--- Begin Text passage ---
This system allows scientists to identify and pinpoint how ocean acidification impacts marine organisms at many CO2 levels. “Normally research studies look at two or three CO2 levels; this new experimental apparatus will allow research to go beyond answering whether or not marine organisms are impacted by ocean acidification,” said Drown. “It will help us understand thresholds of when an organism is impacted and what this means with projected increases in CO2 concentrations,” she added.
The team, including Hollings scholars Claire Hacker, Sarah Brewster, Amy Zyck, Raven Benko, and Megan Dotterweich, is currently using the experimental apparatus Drown helped design to determine the impacts of ocean acidification on Atlantic silverside, a small foraging fish that is an important food source for commercial fish species. The team will soon transition to look at the American lobster, an important economic species in the northeastern United States.
Top left and right: Hollings Scholars Raven Benko and Megan Dotterweich seining the shores of Sandy Hook Bay for ripe adult Atlantic silverside. Bottom left: Students collect milt from males and eggs from females. Bottom right: A peek through a microscope at Atlantic Silverside eggs attached via egg filaments to lab screening.
The power of communication
One NOAA Hollings Scholarship alumnus went on to pursue doctoral research focused on building additional geochemical tools that can elucidate the effects of ocean acidification in coral reef ecosystems. Isaiah Bolden, a passionate geoscientist and educator pursuing his Ph.D. in chemical oceanography at the University of Washington (UW), was excited to further his research on ocean acidification after gaining experience translating science for decision-makers during his summer 2014 internship with NOAA’s Ocean Acidification Program.
--- End Text passage ---
--- Begin Data extract ---
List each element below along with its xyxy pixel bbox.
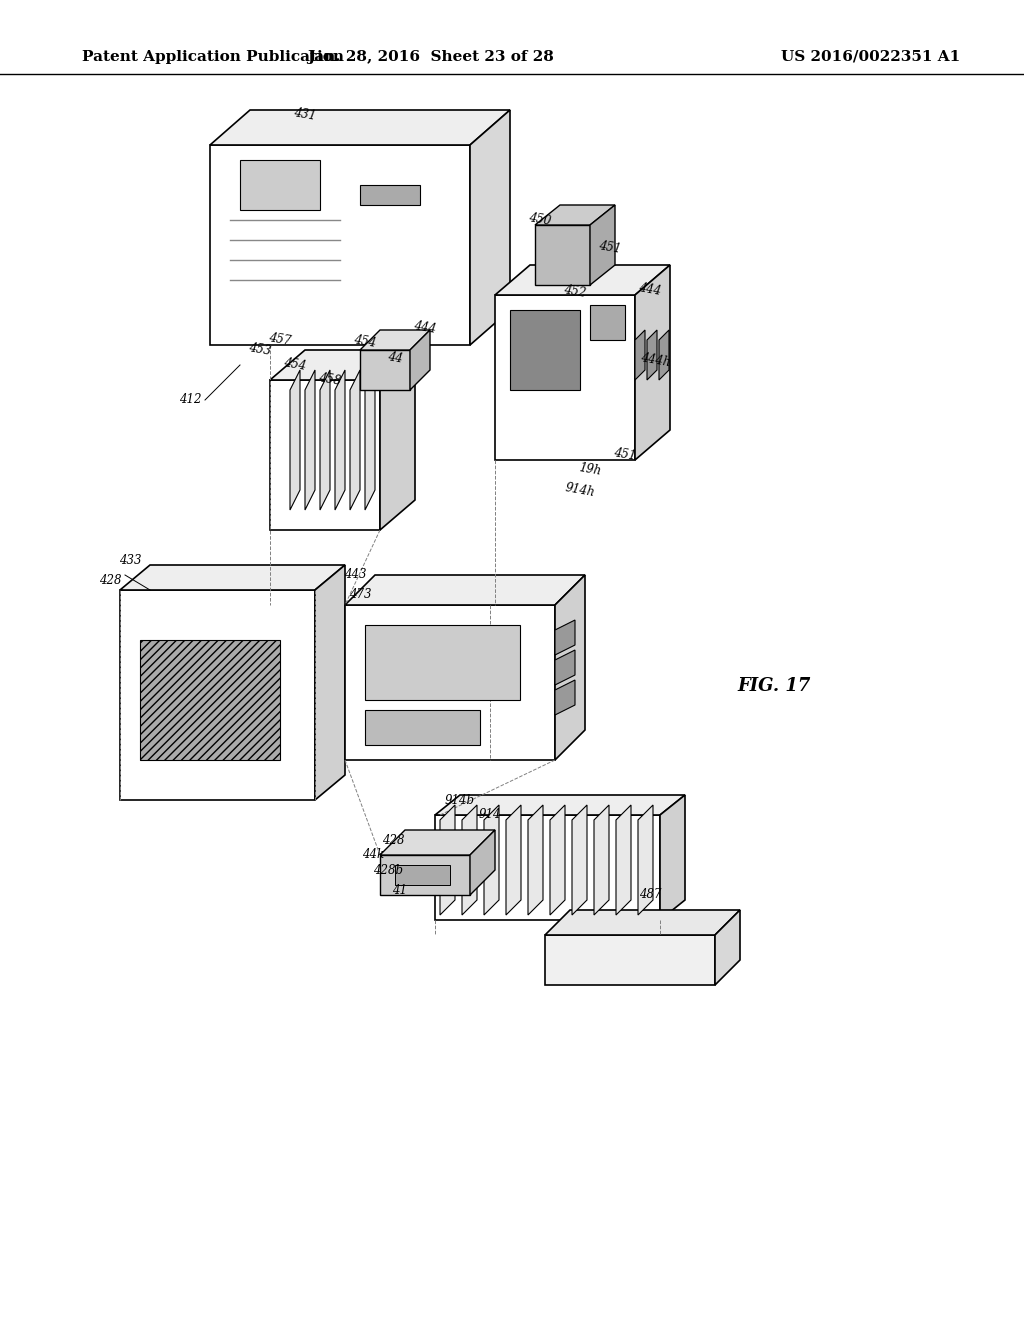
--- End Data extract ---
**Problem to solve:** Reproduce word for word everything in the ocean acidification passage from "Top left and" down to "Ocean Acidification Program.".

**Task answer:**
Top left and right: Hollings Scholars Raven Benko and Megan Dotterweich seining the shores of Sandy Hook Bay for ripe adult Atlantic silverside. Bottom left: Students collect milt from males and eggs from females. Bottom right: A peek through a microscope at Atlantic Silverside eggs attached via egg filaments to lab screening.
The power of communication
One NOAA Hollings Scholarship alumnus went on to pursue doctoral research focused on building additional geochemical tools that can elucidate the effects of ocean acidification in coral reef ecosystems. Isaiah Bolden, a passionate geoscientist and educator pursuing his Ph.D. in chemical oceanography at the University of Washington (UW), was excited to further his research on ocean acidification after gaining experience translating science for decision-makers during his summer 2014 internship with NOAA’s Ocean Acidification Program.